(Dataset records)
= = = = =
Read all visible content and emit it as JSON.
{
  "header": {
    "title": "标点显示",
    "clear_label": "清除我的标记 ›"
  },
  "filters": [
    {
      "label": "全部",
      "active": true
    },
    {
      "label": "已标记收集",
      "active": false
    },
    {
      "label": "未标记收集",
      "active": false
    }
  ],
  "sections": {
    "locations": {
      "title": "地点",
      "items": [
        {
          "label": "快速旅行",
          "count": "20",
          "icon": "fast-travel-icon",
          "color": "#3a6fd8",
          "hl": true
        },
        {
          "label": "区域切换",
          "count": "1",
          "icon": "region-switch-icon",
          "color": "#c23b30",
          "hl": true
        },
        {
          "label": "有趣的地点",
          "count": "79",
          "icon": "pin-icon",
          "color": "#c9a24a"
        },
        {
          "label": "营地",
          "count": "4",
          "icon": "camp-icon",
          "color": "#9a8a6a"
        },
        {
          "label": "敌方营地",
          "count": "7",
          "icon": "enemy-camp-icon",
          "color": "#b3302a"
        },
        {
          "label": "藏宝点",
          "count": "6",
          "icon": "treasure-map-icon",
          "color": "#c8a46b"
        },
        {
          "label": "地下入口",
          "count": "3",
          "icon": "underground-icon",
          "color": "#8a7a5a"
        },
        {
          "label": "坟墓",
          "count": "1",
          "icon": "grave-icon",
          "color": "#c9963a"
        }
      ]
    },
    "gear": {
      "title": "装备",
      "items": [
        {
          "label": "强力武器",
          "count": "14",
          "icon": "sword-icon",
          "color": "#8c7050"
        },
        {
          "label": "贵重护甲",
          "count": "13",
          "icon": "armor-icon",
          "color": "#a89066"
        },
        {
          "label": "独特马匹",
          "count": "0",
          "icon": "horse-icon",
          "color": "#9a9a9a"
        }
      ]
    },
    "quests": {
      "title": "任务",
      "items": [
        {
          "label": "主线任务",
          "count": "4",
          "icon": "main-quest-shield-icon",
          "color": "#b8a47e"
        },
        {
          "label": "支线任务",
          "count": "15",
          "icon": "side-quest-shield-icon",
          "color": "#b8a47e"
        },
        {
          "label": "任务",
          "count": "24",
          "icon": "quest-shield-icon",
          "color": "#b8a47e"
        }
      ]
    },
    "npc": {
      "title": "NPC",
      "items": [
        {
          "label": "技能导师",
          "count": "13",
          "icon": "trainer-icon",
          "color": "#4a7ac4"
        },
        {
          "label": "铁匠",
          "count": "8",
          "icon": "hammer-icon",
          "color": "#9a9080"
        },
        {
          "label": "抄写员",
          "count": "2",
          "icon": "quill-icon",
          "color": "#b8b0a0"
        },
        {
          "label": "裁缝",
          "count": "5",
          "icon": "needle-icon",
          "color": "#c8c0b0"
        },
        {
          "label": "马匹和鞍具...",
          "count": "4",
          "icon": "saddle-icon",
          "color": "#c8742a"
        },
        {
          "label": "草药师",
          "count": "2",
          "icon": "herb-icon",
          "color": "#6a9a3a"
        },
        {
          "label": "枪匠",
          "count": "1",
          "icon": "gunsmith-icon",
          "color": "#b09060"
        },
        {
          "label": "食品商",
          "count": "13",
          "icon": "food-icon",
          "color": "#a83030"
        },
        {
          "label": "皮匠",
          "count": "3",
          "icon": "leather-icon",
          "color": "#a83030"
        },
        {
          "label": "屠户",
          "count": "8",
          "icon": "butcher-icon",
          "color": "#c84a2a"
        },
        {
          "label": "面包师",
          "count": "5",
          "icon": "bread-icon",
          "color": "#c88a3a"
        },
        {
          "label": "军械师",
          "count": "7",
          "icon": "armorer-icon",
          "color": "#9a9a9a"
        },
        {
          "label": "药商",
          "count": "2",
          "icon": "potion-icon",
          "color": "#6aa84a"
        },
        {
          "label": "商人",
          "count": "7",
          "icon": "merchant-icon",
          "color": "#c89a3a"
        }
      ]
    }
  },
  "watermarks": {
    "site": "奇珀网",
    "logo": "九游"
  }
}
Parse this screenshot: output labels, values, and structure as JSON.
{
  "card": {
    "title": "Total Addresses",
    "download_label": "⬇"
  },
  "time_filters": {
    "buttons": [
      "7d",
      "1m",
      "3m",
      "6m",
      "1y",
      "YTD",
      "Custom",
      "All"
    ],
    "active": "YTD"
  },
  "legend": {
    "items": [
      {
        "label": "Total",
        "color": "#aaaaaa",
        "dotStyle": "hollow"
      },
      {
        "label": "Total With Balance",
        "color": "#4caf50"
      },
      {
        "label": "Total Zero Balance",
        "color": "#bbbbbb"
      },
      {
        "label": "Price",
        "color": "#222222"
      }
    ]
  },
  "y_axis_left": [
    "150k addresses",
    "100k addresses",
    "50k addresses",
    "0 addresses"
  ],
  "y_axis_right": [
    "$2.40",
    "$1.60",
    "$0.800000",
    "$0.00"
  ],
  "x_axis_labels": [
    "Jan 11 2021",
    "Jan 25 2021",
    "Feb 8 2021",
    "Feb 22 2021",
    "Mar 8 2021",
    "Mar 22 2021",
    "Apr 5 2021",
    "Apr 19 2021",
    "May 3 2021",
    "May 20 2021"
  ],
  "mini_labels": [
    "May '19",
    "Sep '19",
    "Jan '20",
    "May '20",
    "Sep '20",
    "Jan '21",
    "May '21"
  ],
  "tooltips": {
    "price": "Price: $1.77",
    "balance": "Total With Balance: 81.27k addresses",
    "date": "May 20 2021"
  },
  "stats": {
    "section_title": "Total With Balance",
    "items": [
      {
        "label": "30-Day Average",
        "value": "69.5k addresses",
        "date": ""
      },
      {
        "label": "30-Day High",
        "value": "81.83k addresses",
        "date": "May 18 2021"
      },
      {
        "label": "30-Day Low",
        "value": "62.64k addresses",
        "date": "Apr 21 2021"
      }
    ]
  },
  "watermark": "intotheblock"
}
= = = = =
▶ The request
Reproduce each line of the material above precisely.

▶ Response below
Read all visible content and emit it as JSON.
{
  "header": {
    "title": "标点显示",
    "clear_label": "清除我的标记 ›"
  },
  "filters": [
    {
      "label": "全部",
      "active": true
    },
    {
      "label": "已标记收集",
      "active": false
    },
    {
      "label": "未标记收集",
      "active": false
    }
  ],
  "sections": {
    "locations": {
      "title": "地点",
      "items": [
        {
          "label": "快速旅行",
          "count": "20",
          "icon": "fast-travel-icon",
          "color": "#3a6fd8",
          "hl": true
        },
        {
          "label": "区域切换",
          "count": "1",
          "icon": "region-switch-icon",
          "color": "#c23b30",
          "hl": true
        },
        {
          "label": "有趣的地点",
          "count": "79",
          "icon": "pin-icon",
          "color": "#c9a24a"
        },
        {
          "label": "营地",
          "count": "4",
          "icon": "camp-icon",
          "color": "#9a8a6a"
        },
        {
          "label": "敌方营地",
          "count": "7",
          "icon": "enemy-camp-icon",
          "color": "#b3302a"
        },
        {
          "label": "藏宝点",
          "count": "6",
          "icon": "treasure-map-icon",
          "color": "#c8a46b"
        },
        {
          "label": "地下入口",
          "count": "3",
          "icon": "underground-icon",
          "color": "#8a7a5a"
        },
        {
          "label": "坟墓",
          "count": "1",
          "icon": "grave-icon",
          "color": "#c9963a"
        }
      ]
    },
    "gear": {
      "title": "装备",
      "items": [
        {
          "label": "强力武器",
          "count": "14",
          "icon": "sword-icon",
          "color": "#8c7050"
        },
        {
          "label": "贵重护甲",
          "count": "13",
          "icon": "armor-icon",
          "color": "#a89066"
        },
        {
          "label": "独特马匹",
          "count": "0",
          "icon": "horse-icon",
          "color": "#9a9a9a"
        }
      ]
    },
    "quests": {
      "title": "任务",
      "items": [
        {
          "label": "主线任务",
          "count": "4",
          "icon": "main-quest-shield-icon",
          "color": "#b8a47e"
        },
        {
          "label": "支线任务",
          "count": "15",
          "icon": "side-quest-shield-icon",
          "color": "#b8a47e"
        },
        {
          "label": "任务",
          "count": "24",
          "icon": "quest-shield-icon",
          "color": "#b8a47e"
        }
      ]
    },
    "npc": {
      "title": "NPC",
      "items": [
        {
          "label": "技能导师",
          "count": "13",
          "icon": "trainer-icon",
          "color": "#4a7ac4"
        },
        {
          "label": "铁匠",
          "count": "8",
          "icon": "hammer-icon",
          "color": "#9a9080"
        },
        {
          "label": "抄写员",
          "count": "2",
          "icon": "quill-icon",
          "color": "#b8b0a0"
        },
        {
          "label": "裁缝",
          "count": "5",
          "icon": "needle-icon",
          "color": "#c8c0b0"
        },
        {
          "label": "马匹和鞍具...",
          "count": "4",
          "icon": "saddle-icon",
          "color": "#c8742a"
        },
        {
          "label": "草药师",
          "count": "2",
          "icon": "herb-icon",
          "color": "#6a9a3a"
        },
        {
          "label": "枪匠",
          "count": "1",
          "icon": "gunsmith-icon",
          "color": "#b09060"
        },
        {
          "label": "食品商",
          "count": "13",
          "icon": "food-icon",
          "color": "#a83030"
        },
        {
          "label": "皮匠",
          "count": "3",
          "icon": "leather-icon",
          "color": "#a83030"
        },
        {
          "label": "屠户",
          "count": "8",
          "icon": "butcher-icon",
          "color": "#c84a2a"
        },
        {
          "label": "面包师",
          "count": "5",
          "icon": "bread-icon",
          "color": "#c88a3a"
        },
        {
          "label": "军械师",
          "count": "7",
          "icon": "armorer-icon",
          "color": "#9a9a9a"
        },
        {
          "label": "药商",
          "count": "2",
          "icon": "potion-icon",
          "color": "#6aa84a"
        },
        {
          "label": "商人",
          "count": "7",
          "icon": "merchant-icon",
          "color": "#c89a3a"
        }
      ]
    }
  },
  "watermarks": {
    "site": "奇珀网",
    "logo": "九游"
  }
}
Parse this screenshot: output labels, values, and structure as JSON.
{
  "card": {
    "title": "Total Addresses",
    "download_label": "⬇"
  },
  "time_filters": {
    "buttons": [
      "7d",
      "1m",
      "3m",
      "6m",
      "1y",
      "YTD",
      "Custom",
      "All"
    ],
    "active": "YTD"
  },
  "legend": {
    "items": [
      {
        "label": "Total",
        "color": "#aaaaaa",
        "dotStyle": "hollow"
      },
      {
        "label": "Total With Balance",
        "color": "#4caf50"
      },
      {
        "label": "Total Zero Balance",
        "color": "#bbbbbb"
      },
      {
        "label": "Price",
        "color": "#222222"
      }
    ]
  },
  "y_axis_left": [
    "150k addresses",
    "100k addresses",
    "50k addresses",
    "0 addresses"
  ],
  "y_axis_right": [
    "$2.40",
    "$1.60",
    "$0.800000",
    "$0.00"
  ],
  "x_axis_labels": [
    "Jan 11 2021",
    "Jan 25 2021",
    "Feb 8 2021",
    "Feb 22 2021",
    "Mar 8 2021",
    "Mar 22 2021",
    "Apr 5 2021",
    "Apr 19 2021",
    "May 3 2021",
    "May 20 2021"
  ],
  "mini_labels": [
    "May '19",
    "Sep '19",
    "Jan '20",
    "May '20",
    "Sep '20",
    "Jan '21",
    "May '21"
  ],
  "tooltips": {
    "price": "Price: $1.77",
    "balance": "Total With Balance: 81.27k addresses",
    "date": "May 20 2021"
  },
  "stats": {
    "section_title": "Total With Balance",
    "items": [
      {
        "label": "30-Day Average",
        "value": "69.5k addresses",
        "date": ""
      },
      {
        "label": "30-Day High",
        "value": "81.83k addresses",
        "date": "May 18 2021"
      },
      {
        "label": "30-Day Low",
        "value": "62.64k addresses",
        "date": "Apr 21 2021"
      }
    ]
  },
  "watermark": "intotheblock"
}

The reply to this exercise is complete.